Start Records supplied

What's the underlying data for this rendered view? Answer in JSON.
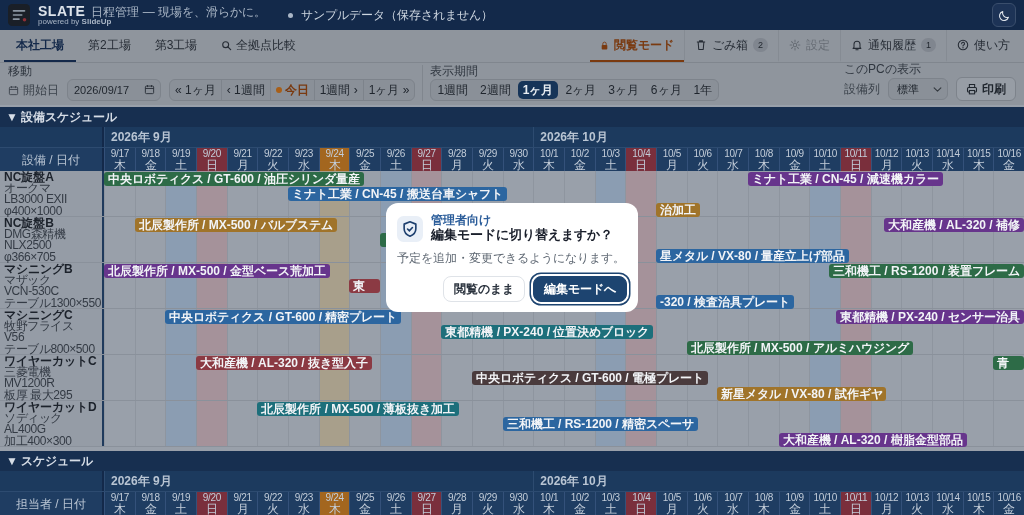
{
  "header": {
    "app_name": "SLATE",
    "tagline": "日程管理 — 現場を、滑らかに。",
    "powered_by": "powered by **SlideUp**",
    "status": "サンプルデータ（保存されません）"
  },
  "site_tabs": [
    {
      "kind": "site",
      "label": "本社工場",
      "selected": true
    },
    {
      "kind": "site",
      "label": "第2工場",
      "selected": false
    },
    {
      "kind": "site",
      "label": "第3工場",
      "selected": false
    },
    {
      "kind": "compare",
      "label": "全拠点比較",
      "selected": false
    }
  ],
  "menu_tabs": [
    {
      "kind": "mode",
      "label": "閲覧モード",
      "selected": true,
      "disabled": false
    },
    {
      "kind": "trash",
      "label": "ごみ箱",
      "count": "2",
      "selected": false,
      "disabled": false
    },
    {
      "kind": "settings",
      "label": "設定",
      "selected": false,
      "disabled": true
    },
    {
      "kind": "notifications",
      "label": "通知履歴",
      "count": "1",
      "selected": false,
      "disabled": false
    },
    {
      "kind": "help",
      "label": "使い方",
      "selected": false,
      "disabled": false
    }
  ],
  "toolbar": {
    "move": {
      "label": "移動",
      "date_label": "開始日",
      "date_value": "2026/09/17",
      "buttons": [
        {
          "kind": "step",
          "label": "« 1ヶ月"
        },
        {
          "kind": "step",
          "label": "‹ 1週間"
        },
        {
          "kind": "today",
          "label": "今日"
        },
        {
          "kind": "step",
          "label": "1週間 ›"
        },
        {
          "kind": "step",
          "label": "1ヶ月 »"
        }
      ]
    },
    "range": {
      "label": "表示期間",
      "options": [
        {
          "label": "1週間",
          "selected": false
        },
        {
          "label": "2週間",
          "selected": false
        },
        {
          "label": "1ヶ月",
          "selected": true
        },
        {
          "label": "2ヶ月",
          "selected": false
        },
        {
          "label": "3ヶ月",
          "selected": false
        },
        {
          "label": "6ヶ月",
          "selected": false
        },
        {
          "label": "1年",
          "selected": false
        }
      ]
    },
    "display": {
      "label": "このPCの表示",
      "column_label": "設備列",
      "column_value": "標準",
      "print_label": "印刷"
    }
  },
  "sections": [
    {
      "title": "▼ 設備スケジュール",
      "corner": "設備 / 日付",
      "days": [
        {
          "date": "9/17",
          "weekday": "木",
          "kind": "weekday",
          "month": "2026年 9月"
        },
        {
          "date": "9/18",
          "weekday": "金",
          "kind": "weekday"
        },
        {
          "date": "9/19",
          "weekday": "土",
          "kind": "saturday"
        },
        {
          "date": "9/20",
          "weekday": "日",
          "kind": "sunday"
        },
        {
          "date": "9/21",
          "weekday": "月",
          "kind": "weekday"
        },
        {
          "date": "9/22",
          "weekday": "火",
          "kind": "weekday"
        },
        {
          "date": "9/23",
          "weekday": "水",
          "kind": "weekday"
        },
        {
          "date": "9/24",
          "weekday": "木",
          "kind": "today"
        },
        {
          "date": "9/25",
          "weekday": "金",
          "kind": "weekday"
        },
        {
          "date": "9/26",
          "weekday": "土",
          "kind": "saturday"
        },
        {
          "date": "9/27",
          "weekday": "日",
          "kind": "sunday"
        },
        {
          "date": "9/28",
          "weekday": "月",
          "kind": "weekday"
        },
        {
          "date": "9/29",
          "weekday": "火",
          "kind": "weekday"
        },
        {
          "date": "9/30",
          "weekday": "水",
          "kind": "weekday"
        },
        {
          "date": "10/1",
          "weekday": "木",
          "kind": "weekday",
          "month": "2026年 10月"
        },
        {
          "date": "10/2",
          "weekday": "金",
          "kind": "weekday"
        },
        {
          "date": "10/3",
          "weekday": "土",
          "kind": "saturday"
        },
        {
          "date": "10/4",
          "weekday": "日",
          "kind": "sunday"
        },
        {
          "date": "10/5",
          "weekday": "月",
          "kind": "weekday"
        },
        {
          "date": "10/6",
          "weekday": "火",
          "kind": "weekday"
        },
        {
          "date": "10/7",
          "weekday": "水",
          "kind": "weekday"
        },
        {
          "date": "10/8",
          "weekday": "木",
          "kind": "weekday"
        },
        {
          "date": "10/9",
          "weekday": "金",
          "kind": "weekday"
        },
        {
          "date": "10/10",
          "weekday": "土",
          "kind": "saturday"
        },
        {
          "date": "10/11",
          "weekday": "日",
          "kind": "sunday"
        },
        {
          "date": "10/12",
          "weekday": "月",
          "kind": "weekday"
        },
        {
          "date": "10/13",
          "weekday": "火",
          "kind": "weekday"
        },
        {
          "date": "10/14",
          "weekday": "水",
          "kind": "weekday"
        },
        {
          "date": "10/15",
          "weekday": "木",
          "kind": "weekday"
        },
        {
          "date": "10/16",
          "weekday": "金",
          "kind": "weekday"
        }
      ],
      "rows": [
        {
          "name": "NC旋盤A",
          "details": [
            "オークマ",
            "LB3000 EXII",
            "φ400×1000"
          ],
          "lanes": [
            [
              {
                "label": "中央ロボティクス / GT-600 / 油圧シリンダ量産",
                "color": "#2d6b47"
              },
              {
                "label": "ミナト工業 / CN-45 / 減速機カラー",
                "color": "#67358c"
              }
            ],
            [
              {
                "label": "ミナト工業 / CN-45 / 搬送台車シャフト",
                "color": "#2c66a0"
              }
            ],
            [
              {
                "label": "治加工",
                "color": "#a0742a"
              }
            ]
          ]
        },
        {
          "name": "NC旋盤B",
          "details": [
            "DMG森精機",
            "NLX2500",
            "φ366×705"
          ],
          "lanes": [
            [
              {
                "label": "北辰製作所 / MX-500 / バルブステム",
                "color": "#a0742a"
              },
              {
                "label": "大和産機 / AL-320 / 補修",
                "color": "#67358c"
              }
            ],
            [
              {
                "color": "#2d6b47"
              }
            ],
            [
              {
                "label": "星メタル / VX-80 / 量産立上げ部品",
                "color": "#2c66a0"
              }
            ]
          ]
        },
        {
          "name": "マシニングB",
          "details": [
            "マザック",
            "VCN-530C",
            "テーブル1300×550"
          ],
          "lanes": [
            [
              {
                "label": "北辰製作所 / MX-500 / 金型ベース荒加工",
                "color": "#67358c"
              },
              {
                "label": "三和機工 / RS-1200 / 装置フレーム",
                "color": "#2d6b47"
              }
            ],
            [
              {
                "label": "東",
                "color": "#8b3a43"
              }
            ],
            [
              {
                "label": "-320 / 検査治具プレート",
                "color": "#2c66a0"
              }
            ]
          ]
        },
        {
          "name": "マシニングC",
          "details": [
            "牧野フライス",
            "V56",
            "テーブル800×500"
          ],
          "lanes": [
            [
              {
                "label": "中央ロボティクス / GT-600 / 精密プレート",
                "color": "#2c66a0"
              },
              {
                "label": "東都精機 / PX-240 / センサー治具",
                "color": "#67358c"
              }
            ],
            [
              {
                "label": "東都精機 / PX-240 / 位置決めブロック",
                "color": "#1d6f7b"
              }
            ],
            [
              {
                "label": "北辰製作所 / MX-500 / アルミハウジング",
                "color": "#2d6b47"
              }
            ]
          ]
        },
        {
          "name": "ワイヤーカットC",
          "details": [
            "三菱電機",
            "MV1200R",
            "板厚 最大295"
          ],
          "lanes": [
            [
              {
                "label": "大和産機 / AL-320 / 抜き型入子",
                "color": "#8b3a43"
              },
              {
                "label": "青",
                "color": "#2d6b47"
              }
            ],
            [
              {
                "label": "中央ロボティクス / GT-600 / 電極プレート",
                "color": "#4a3b3d"
              }
            ],
            [
              {
                "label": "新星メタル / VX-80 / 試作ギヤ",
                "color": "#a0742a"
              }
            ]
          ]
        },
        {
          "name": "ワイヤーカットD",
          "details": [
            "ソディック",
            "AL400G",
            "加工400×300"
          ],
          "lanes": [
            [
              {
                "label": "北辰製作所 / MX-500 / 薄板抜き加工",
                "color": "#1d6f7b"
              }
            ],
            [
              {
                "label": "三和機工 / RS-1200 / 精密スペーサ",
                "color": "#2c66a0"
              }
            ],
            [
              {
                "label": "大和産機 / AL-320 / 樹脂金型部品",
                "color": "#67358c"
              }
            ]
          ]
        }
      ]
    },
    {
      "title": "▼ スケジュール",
      "corner": "担当者 / 日付",
      "days": [
        {
          "date": "9/17",
          "weekday": "木",
          "kind": "weekday",
          "month": "2026年 9月"
        },
        {
          "date": "9/18",
          "weekday": "金",
          "kind": "weekday"
        },
        {
          "date": "9/19",
          "weekday": "土",
          "kind": "saturday"
        },
        {
          "date": "9/20",
          "weekday": "日",
          "kind": "sunday"
        },
        {
          "date": "9/21",
          "weekday": "月",
          "kind": "weekday"
        },
        {
          "date": "9/22",
          "weekday": "火",
          "kind": "weekday"
        },
        {
          "date": "9/23",
          "weekday": "水",
          "kind": "weekday"
        },
        {
          "date": "9/24",
          "weekday": "木",
          "kind": "today"
        },
        {
          "date": "9/25",
          "weekday": "金",
          "kind": "weekday"
        },
        {
          "date": "9/26",
          "weekday": "土",
          "kind": "saturday"
        },
        {
          "date": "9/27",
          "weekday": "日",
          "kind": "sunday"
        },
        {
          "date": "9/28",
          "weekday": "月",
          "kind": "weekday"
        },
        {
          "date": "9/29",
          "weekday": "火",
          "kind": "weekday"
        },
        {
          "date": "9/30",
          "weekday": "水",
          "kind": "weekday"
        },
        {
          "date": "10/1",
          "weekday": "木",
          "kind": "weekday",
          "month": "2026年 10月"
        },
        {
          "date": "10/2",
          "weekday": "金",
          "kind": "weekday"
        },
        {
          "date": "10/3",
          "weekday": "土",
          "kind": "saturday"
        },
        {
          "date": "10/4",
          "weekday": "日",
          "kind": "sunday"
        },
        {
          "date": "10/5",
          "weekday": "月",
          "kind": "weekday"
        },
        {
          "date": "10/6",
          "weekday": "火",
          "kind": "weekday"
        },
        {
          "date": "10/7",
          "weekday": "水",
          "kind": "weekday"
        },
        {
          "date": "10/8",
          "weekday": "木",
          "kind": "weekday"
        },
        {
          "date": "10/9",
          "weekday": "金",
          "kind": "weekday"
        },
        {
          "date": "10/10",
          "weekday": "土",
          "kind": "saturday"
        },
        {
          "date": "10/11",
          "weekday": "日",
          "kind": "sunday"
        },
        {
          "date": "10/12",
          "weekday": "月",
          "kind": "weekday"
        },
        {
          "date": "10/13",
          "weekday": "火",
          "kind": "weekday"
        },
        {
          "date": "10/14",
          "weekday": "水",
          "kind": "weekday"
        },
        {
          "date": "10/15",
          "weekday": "木",
          "kind": "weekday"
        },
        {
          "date": "10/16",
          "weekday": "金",
          "kind": "weekday"
        }
      ]
    }
  ],
  "modal": {
    "eyebrow": "管理者向け",
    "title": "編集モードに切り替えますか？",
    "message": "予定を追加・変更できるようになります。",
    "buttons": [
      {
        "kind": "secondary",
        "label": "閲覧のまま"
      },
      {
        "kind": "primary",
        "label": "編集モードへ"
      }
    ]
  }
}
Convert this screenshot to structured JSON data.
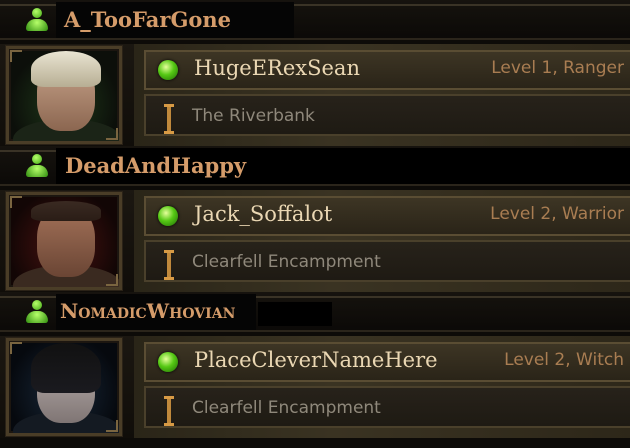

End Records supplied

Required work.
Report how many lines in the entries hold the string "title". Nothing but the number is wanted.

Response below.
3